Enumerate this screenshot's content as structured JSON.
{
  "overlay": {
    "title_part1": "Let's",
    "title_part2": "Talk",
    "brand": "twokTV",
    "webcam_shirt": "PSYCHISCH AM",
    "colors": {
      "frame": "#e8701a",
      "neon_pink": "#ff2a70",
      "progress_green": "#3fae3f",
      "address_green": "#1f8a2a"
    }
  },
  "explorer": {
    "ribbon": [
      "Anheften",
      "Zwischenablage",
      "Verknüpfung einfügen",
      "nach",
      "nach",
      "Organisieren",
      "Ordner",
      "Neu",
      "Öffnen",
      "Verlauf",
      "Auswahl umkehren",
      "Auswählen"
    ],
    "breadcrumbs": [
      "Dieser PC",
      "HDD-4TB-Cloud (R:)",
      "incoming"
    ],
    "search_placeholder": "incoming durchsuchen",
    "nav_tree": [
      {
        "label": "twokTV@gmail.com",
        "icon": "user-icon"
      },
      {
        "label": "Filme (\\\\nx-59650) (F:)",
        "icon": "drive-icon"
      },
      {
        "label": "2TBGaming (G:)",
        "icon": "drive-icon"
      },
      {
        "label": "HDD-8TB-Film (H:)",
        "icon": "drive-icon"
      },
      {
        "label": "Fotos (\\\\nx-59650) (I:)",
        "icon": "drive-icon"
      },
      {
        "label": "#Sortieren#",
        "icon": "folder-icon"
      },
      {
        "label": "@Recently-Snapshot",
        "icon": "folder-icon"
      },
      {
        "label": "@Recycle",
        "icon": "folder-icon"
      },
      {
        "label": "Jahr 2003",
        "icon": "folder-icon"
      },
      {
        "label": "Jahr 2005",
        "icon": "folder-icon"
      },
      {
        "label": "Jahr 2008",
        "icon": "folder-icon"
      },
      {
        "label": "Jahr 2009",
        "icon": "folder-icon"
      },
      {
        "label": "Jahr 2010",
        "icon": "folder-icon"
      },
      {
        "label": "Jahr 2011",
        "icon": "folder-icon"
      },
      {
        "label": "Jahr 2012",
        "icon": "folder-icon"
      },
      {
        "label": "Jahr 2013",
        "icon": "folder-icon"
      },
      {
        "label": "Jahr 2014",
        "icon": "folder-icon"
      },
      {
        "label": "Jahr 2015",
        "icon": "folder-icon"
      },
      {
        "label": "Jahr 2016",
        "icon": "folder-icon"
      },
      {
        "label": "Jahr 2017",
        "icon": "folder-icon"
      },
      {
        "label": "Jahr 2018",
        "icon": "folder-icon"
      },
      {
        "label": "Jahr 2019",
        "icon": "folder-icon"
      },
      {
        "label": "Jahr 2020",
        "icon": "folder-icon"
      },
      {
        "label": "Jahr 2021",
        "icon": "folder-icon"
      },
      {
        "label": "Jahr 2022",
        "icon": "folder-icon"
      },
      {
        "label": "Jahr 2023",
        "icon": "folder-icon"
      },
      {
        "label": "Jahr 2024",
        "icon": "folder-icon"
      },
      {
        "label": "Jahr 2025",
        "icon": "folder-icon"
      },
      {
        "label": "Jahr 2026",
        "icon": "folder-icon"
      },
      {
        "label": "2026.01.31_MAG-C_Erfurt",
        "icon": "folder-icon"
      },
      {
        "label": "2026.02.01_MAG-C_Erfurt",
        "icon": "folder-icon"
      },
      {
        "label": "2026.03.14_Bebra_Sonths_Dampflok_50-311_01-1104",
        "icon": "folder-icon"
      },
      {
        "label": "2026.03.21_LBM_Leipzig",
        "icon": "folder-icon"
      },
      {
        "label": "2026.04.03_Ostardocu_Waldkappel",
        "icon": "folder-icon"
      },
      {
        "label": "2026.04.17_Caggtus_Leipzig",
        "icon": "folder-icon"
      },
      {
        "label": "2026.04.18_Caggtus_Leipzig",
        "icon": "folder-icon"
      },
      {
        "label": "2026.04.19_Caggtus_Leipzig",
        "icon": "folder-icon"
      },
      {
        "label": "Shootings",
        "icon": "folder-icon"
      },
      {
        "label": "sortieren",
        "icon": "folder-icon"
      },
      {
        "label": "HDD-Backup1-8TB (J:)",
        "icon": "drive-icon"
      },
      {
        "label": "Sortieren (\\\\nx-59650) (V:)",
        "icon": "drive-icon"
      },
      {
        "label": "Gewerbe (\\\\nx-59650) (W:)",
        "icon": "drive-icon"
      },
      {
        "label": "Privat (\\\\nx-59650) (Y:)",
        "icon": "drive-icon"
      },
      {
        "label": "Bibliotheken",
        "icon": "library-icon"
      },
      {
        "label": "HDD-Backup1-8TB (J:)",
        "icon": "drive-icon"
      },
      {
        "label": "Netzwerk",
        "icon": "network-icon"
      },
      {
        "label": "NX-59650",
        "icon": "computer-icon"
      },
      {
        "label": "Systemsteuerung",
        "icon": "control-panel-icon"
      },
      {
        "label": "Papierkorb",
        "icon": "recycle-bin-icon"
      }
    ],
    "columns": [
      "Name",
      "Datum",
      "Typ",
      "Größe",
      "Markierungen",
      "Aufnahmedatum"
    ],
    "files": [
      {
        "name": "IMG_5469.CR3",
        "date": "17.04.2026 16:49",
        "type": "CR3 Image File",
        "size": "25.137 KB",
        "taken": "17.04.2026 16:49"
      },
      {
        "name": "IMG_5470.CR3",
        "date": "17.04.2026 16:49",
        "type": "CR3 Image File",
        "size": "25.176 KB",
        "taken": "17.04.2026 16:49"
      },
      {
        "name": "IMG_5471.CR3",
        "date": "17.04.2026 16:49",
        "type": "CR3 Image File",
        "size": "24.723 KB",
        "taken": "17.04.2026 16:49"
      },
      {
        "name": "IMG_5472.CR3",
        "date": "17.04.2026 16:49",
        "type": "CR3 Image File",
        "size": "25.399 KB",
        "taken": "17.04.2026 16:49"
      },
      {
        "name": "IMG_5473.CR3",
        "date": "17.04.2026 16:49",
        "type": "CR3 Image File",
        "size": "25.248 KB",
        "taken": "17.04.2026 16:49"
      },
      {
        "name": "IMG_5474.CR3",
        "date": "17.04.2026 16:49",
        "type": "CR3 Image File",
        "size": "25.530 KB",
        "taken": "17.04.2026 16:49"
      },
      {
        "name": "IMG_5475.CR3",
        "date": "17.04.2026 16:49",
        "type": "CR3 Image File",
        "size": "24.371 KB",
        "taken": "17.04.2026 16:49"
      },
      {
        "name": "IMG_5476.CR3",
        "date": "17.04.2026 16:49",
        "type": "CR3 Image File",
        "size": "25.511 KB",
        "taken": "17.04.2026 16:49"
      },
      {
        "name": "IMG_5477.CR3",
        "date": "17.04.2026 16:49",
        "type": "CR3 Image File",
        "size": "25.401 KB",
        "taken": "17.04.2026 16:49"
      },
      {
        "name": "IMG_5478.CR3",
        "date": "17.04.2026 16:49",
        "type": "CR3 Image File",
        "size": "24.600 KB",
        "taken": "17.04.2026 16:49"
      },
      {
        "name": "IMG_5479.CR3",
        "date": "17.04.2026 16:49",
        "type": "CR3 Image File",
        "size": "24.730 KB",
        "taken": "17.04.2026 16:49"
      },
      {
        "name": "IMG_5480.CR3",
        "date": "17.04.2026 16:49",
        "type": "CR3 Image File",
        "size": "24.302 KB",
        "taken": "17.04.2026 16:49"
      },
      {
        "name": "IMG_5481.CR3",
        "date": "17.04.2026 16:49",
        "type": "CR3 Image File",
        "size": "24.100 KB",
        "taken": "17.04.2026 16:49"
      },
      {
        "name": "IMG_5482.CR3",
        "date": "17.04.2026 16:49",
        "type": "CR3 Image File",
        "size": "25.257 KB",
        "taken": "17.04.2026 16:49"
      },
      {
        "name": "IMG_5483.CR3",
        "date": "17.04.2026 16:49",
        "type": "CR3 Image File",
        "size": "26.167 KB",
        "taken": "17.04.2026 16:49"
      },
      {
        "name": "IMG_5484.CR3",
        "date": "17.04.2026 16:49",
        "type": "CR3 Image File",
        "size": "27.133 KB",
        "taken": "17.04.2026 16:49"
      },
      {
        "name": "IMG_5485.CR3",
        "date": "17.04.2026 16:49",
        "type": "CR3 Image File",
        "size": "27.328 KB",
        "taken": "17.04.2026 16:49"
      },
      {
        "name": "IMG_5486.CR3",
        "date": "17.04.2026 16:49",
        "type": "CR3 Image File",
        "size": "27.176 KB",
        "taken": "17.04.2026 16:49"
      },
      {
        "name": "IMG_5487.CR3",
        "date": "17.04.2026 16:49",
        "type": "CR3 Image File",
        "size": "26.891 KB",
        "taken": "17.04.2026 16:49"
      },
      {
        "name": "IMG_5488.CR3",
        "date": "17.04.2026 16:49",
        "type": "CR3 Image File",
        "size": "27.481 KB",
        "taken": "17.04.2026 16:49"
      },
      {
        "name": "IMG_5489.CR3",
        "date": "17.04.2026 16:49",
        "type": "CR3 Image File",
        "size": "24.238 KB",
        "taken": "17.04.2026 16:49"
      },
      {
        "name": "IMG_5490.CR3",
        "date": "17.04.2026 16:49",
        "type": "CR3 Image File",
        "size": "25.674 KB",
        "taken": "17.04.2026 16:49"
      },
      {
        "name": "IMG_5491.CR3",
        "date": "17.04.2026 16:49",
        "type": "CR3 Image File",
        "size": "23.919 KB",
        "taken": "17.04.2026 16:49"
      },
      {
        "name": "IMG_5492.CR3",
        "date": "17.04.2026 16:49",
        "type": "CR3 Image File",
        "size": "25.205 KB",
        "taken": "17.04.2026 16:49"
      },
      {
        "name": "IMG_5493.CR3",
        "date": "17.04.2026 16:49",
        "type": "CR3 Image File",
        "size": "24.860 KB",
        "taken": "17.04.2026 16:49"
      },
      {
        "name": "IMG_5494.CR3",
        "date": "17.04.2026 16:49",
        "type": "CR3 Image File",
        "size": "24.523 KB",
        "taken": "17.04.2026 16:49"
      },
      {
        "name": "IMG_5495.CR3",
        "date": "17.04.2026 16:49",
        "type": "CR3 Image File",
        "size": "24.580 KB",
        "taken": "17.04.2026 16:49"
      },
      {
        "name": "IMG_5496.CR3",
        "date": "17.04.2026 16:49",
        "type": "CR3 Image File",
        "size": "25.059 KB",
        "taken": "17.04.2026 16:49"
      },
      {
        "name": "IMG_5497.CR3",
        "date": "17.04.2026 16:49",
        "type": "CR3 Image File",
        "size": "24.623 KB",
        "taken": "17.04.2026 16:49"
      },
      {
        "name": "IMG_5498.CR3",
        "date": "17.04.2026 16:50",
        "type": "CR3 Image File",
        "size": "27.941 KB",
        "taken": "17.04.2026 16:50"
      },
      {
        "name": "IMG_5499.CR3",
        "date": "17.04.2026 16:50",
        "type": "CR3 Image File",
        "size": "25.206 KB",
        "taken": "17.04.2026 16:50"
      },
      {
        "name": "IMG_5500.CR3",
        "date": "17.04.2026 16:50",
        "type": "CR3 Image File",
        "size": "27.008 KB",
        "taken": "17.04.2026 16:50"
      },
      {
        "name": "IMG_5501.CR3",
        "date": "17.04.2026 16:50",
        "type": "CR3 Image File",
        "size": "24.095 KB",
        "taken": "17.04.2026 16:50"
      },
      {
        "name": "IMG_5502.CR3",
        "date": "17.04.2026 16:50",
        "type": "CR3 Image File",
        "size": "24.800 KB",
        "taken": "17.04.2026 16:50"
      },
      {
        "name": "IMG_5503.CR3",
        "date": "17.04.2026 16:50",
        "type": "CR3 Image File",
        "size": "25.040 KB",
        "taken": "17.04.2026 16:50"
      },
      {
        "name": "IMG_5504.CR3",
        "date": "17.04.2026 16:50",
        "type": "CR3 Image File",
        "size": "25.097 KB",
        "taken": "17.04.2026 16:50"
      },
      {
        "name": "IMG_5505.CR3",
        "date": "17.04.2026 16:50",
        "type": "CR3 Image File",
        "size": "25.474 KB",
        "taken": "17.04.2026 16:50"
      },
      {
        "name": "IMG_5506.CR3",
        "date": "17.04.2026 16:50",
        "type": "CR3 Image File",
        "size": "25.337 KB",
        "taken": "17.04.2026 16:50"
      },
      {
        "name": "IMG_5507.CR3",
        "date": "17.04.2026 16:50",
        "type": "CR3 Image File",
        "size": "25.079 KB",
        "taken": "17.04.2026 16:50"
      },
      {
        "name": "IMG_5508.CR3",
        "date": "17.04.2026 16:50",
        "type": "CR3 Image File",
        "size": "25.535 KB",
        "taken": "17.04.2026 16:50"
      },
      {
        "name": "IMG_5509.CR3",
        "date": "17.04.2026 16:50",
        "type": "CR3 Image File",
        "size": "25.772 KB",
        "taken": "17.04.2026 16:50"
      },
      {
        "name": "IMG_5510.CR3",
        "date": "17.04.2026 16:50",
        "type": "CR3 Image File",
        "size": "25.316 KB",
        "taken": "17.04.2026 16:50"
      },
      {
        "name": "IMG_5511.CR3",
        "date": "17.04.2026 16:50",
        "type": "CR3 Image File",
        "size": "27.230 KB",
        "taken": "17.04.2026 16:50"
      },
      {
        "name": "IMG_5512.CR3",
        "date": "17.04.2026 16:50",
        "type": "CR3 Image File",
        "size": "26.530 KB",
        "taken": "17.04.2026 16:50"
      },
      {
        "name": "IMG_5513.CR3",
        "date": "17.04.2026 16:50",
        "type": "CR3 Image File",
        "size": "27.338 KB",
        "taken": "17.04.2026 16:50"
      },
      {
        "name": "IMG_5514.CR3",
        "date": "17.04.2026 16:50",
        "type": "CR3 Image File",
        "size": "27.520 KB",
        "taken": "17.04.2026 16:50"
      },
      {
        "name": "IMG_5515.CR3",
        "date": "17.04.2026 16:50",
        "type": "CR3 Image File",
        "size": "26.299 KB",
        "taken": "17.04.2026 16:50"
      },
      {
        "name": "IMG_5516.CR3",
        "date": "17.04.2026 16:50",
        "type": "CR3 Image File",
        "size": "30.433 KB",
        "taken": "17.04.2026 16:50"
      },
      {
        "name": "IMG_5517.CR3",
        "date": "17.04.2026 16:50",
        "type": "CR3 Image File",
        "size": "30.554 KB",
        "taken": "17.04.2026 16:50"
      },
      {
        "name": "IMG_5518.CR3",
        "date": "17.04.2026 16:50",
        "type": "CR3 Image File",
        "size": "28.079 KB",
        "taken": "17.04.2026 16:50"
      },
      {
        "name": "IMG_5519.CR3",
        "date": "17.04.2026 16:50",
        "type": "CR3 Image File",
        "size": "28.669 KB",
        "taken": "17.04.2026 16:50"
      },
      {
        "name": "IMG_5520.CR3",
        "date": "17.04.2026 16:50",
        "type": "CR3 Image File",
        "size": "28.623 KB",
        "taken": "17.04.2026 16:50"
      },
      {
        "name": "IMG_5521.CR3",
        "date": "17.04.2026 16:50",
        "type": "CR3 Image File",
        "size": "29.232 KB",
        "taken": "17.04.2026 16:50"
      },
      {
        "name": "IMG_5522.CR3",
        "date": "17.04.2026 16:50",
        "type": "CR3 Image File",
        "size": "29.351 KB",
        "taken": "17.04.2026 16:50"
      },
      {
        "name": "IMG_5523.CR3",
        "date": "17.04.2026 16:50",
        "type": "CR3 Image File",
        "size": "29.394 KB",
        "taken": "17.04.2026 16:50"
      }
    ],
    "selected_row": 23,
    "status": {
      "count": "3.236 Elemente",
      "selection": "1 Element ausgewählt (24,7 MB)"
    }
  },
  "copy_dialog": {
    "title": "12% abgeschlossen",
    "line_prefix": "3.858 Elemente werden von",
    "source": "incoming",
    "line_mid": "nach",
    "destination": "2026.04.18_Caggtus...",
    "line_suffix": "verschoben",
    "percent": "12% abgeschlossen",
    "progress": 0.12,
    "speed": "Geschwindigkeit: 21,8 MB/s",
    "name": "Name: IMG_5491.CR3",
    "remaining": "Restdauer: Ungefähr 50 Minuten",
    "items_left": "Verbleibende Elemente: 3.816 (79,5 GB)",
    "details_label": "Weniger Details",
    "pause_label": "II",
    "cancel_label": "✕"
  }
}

* * *

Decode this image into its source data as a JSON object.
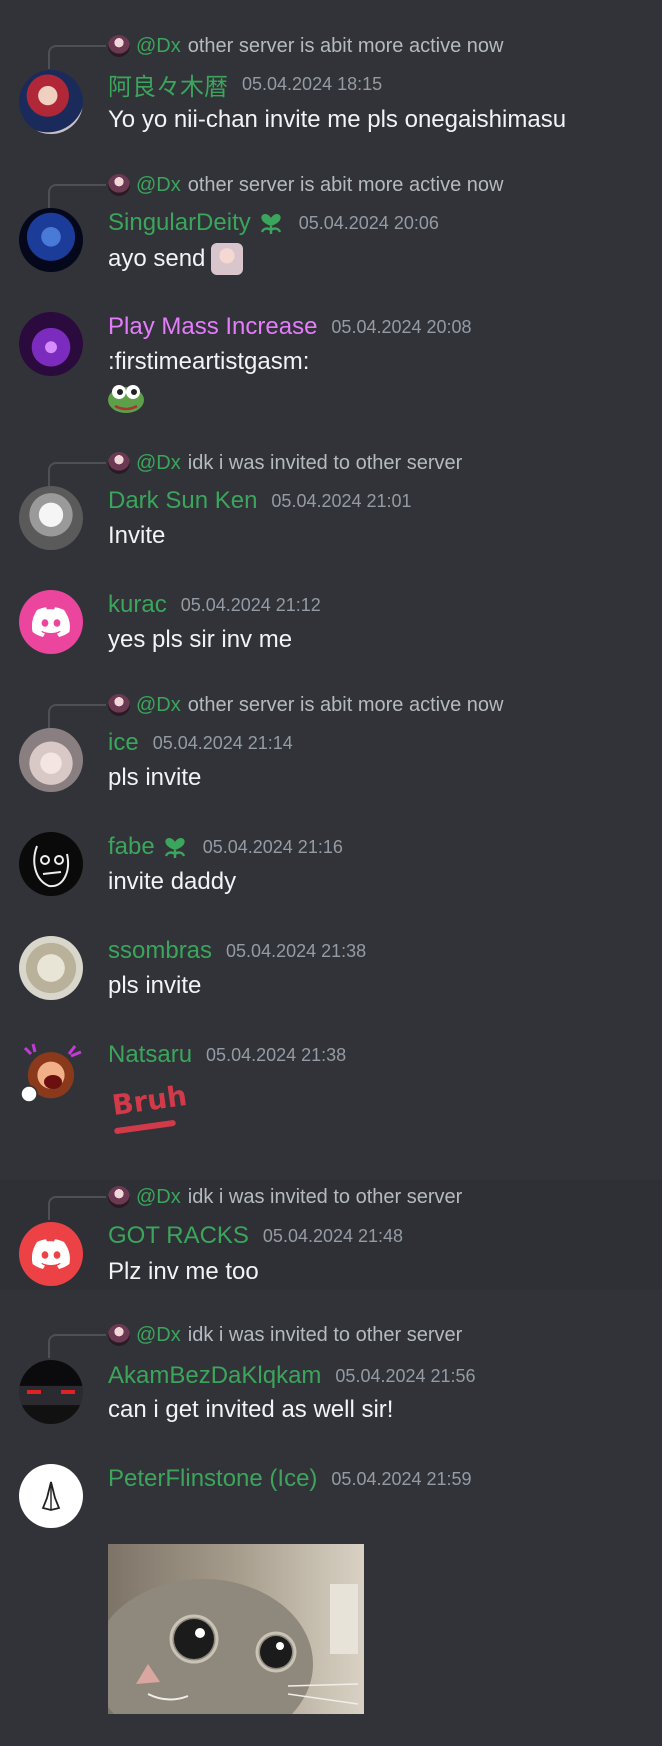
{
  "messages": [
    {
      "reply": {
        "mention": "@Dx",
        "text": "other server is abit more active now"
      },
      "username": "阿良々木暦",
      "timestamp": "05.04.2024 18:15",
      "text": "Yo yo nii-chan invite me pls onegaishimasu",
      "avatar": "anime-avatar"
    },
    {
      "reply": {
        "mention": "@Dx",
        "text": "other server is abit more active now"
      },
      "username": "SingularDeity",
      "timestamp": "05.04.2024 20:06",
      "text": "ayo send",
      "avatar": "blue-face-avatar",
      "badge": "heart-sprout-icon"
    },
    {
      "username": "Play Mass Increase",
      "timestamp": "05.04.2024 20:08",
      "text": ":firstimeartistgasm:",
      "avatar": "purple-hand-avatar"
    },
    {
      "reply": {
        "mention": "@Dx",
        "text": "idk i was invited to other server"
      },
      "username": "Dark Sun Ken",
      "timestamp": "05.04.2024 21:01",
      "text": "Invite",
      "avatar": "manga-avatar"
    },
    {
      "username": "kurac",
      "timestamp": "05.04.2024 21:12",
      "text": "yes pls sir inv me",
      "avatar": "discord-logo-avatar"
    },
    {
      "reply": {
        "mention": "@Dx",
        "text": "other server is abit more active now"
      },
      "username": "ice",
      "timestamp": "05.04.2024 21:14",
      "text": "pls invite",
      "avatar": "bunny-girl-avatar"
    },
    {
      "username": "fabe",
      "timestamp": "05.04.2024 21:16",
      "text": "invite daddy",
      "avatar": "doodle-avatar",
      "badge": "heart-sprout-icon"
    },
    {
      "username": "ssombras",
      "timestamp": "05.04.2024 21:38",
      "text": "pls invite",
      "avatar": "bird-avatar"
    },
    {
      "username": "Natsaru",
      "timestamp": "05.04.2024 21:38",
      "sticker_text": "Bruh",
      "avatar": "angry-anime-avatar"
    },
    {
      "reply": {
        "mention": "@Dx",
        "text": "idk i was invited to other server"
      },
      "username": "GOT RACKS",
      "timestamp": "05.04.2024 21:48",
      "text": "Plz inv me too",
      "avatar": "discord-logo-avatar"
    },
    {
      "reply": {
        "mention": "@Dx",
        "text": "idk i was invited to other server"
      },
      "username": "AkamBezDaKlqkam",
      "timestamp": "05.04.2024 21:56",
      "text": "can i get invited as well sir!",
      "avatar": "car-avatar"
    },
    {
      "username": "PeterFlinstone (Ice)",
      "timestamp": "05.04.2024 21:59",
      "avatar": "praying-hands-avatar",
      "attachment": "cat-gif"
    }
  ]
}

**SHORT TASK:**
In the records above, find each line with the word "abgeschlossen" and copy it.

**RESPONSE BELOW:**
    "title": "12% abgeschlossen",
    "percent": "12% abgeschlossen",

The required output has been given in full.